Aim of the task.
In the following material, identify every line holding the string "Harney" and return it.

Available records.
'''

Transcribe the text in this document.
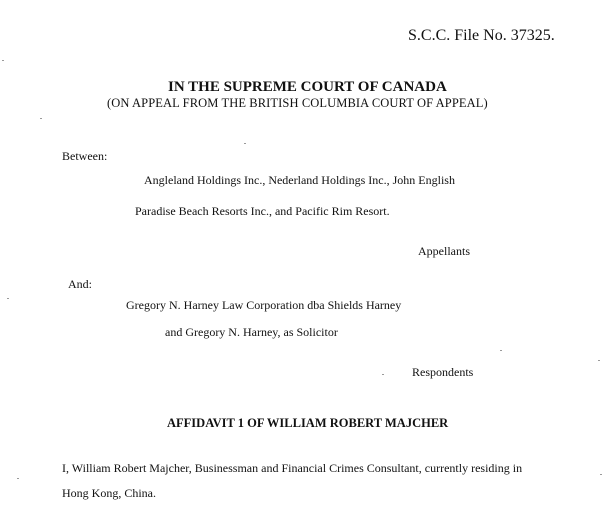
S.C.C. File No. 37325.
IN THE SUPREME COURT OF CANADA
(ON APPEAL FROM THE BRITISH COLUMBIA COURT OF APPEAL)
Between:
Angleland Holdings Inc., Nederland Holdings Inc., John English
Paradise Beach Resorts Inc., and Pacific Rim Resort.
Appellants
And:
Gregory N. Harney Law Corporation dba Shields Harney
and Gregory N. Harney, as Solicitor
Respondents
AFFIDAVIT 1 OF WILLIAM ROBERT MAJCHER
I, William Robert Majcher, Businessman and Financial Crimes Consultant, currently residing in
Hong Kong, China.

'''

Answer to this exercise.
Gregory N. Harney Law Corporation dba Shields Harney
and Gregory N. Harney, as Solicitor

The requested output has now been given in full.